PROBLEMA A RESOLVER: Escreva a continuação do texto sobre a missão junto ao povo Wichí, começando logo após a última frase dele.

TEXTO DO DOCUMENTO:
· · · · · · ·
Estamos traçando um caminho, e entrar na cultura local nos permite entender, com o coração acima de tudo, qual é a nossa tarefa, qual missão somos chamados a realizar. Na cultura Wichí, a missão da vida é Yahinchoye lênâyij ta is, ou seja, “ir em busca do caminho certo”. Mas poder caminhar juntos tem como objetivo yiwitche lênâyij, que significa “encontrar o caminho certo”, e é isso que sempre buscamos com Chiara Lubich.
No dia 1º de fevereiro de 2024, assumimos formalmente o refeitório, um espaço privilegiado para encontrar, conhecer e conversar com as mães e crianças pequenas do povo Wichí e com alguns crioulos. De segunda a sexta-feira, recebemos uma média de cinquenta pessoas, embora em alguns dias venham quarenta e em outros, oitenta. Para nós, essa atribuição envolveu novos horários de trabalho e um compromisso diário, que nos permitiu construir relacionamentos com a equipe de cozinheiros e faxineiros que já trabalhava ali há dois anos. Também iniciamos o cultivo de uma horta.
· · · · · · ·
MATERIAL FORNECIDO:
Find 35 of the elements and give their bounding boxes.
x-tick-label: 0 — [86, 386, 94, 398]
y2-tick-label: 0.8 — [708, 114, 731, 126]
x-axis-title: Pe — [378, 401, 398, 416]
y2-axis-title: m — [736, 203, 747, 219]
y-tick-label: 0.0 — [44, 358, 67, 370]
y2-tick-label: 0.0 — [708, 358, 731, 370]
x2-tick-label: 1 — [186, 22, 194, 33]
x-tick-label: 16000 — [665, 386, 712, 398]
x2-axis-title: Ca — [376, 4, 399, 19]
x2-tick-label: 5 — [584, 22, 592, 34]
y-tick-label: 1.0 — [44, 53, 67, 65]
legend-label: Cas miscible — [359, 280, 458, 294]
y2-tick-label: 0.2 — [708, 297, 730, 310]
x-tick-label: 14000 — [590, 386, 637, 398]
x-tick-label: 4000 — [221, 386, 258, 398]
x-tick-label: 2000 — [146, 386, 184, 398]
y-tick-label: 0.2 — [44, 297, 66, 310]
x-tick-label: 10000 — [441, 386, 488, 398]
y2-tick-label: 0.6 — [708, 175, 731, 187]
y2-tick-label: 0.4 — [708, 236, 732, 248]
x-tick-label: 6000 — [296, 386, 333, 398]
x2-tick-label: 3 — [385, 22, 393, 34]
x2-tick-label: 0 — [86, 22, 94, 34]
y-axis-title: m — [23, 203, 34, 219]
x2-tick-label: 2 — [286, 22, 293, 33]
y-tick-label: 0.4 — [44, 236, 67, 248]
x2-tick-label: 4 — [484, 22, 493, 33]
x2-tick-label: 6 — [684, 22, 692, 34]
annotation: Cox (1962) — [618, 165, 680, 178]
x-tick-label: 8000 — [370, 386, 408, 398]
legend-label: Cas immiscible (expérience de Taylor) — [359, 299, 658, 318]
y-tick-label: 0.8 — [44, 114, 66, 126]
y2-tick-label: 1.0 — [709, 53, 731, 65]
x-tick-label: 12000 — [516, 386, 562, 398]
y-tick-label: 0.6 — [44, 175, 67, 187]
· · · · · · ·
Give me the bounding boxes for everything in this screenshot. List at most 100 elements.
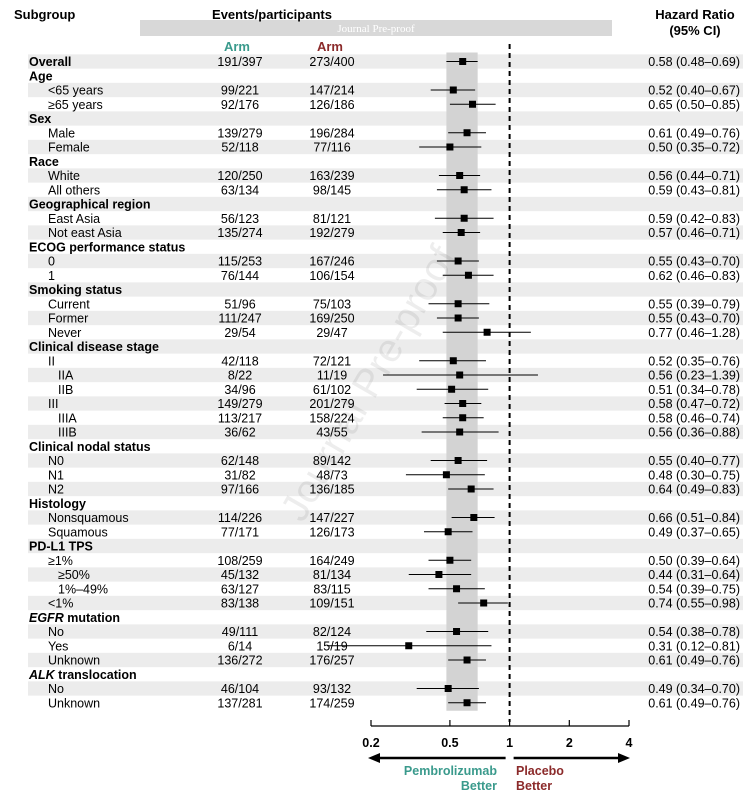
· · · · · · ·
RESPOSTA DA TAREFA:
Outra iniciativa já ativa desde 2022 é o Projeto Dragones. É realizado por alguns membros da paróquia de Santa María de la Lucila, de Buenos Aires, que, com grande generosidade, trabalham remotamente fornecendo comida, água, educação e saúde. Nós cuidamos da animação pastoral, com o objetivo de ser uma Igreja próxima, que dá testemunho do Evangelho. Experimentamos que a vida sacramental nos alimenta e nos confirma em cada passo do nosso caminho cristão. No entanto, é aproximar-se do próximo e amar com a medida de Jesus que nos torna filhos e filhas de Deus, e para isso é necessário sair da estrutura paroquial.
A National 81 é um corredor de fronteira no Norte da Argentina, onde o contrabando e o tráfico de pessoas são generalizados. Isso nos levou a fazer parte da equipe diocesana de prevenção ao tráfico, apoiada pela Associação Civile Talentos e acompanhada pela CEMI (Comissão Episcopal para Migrantes e Itinerantes).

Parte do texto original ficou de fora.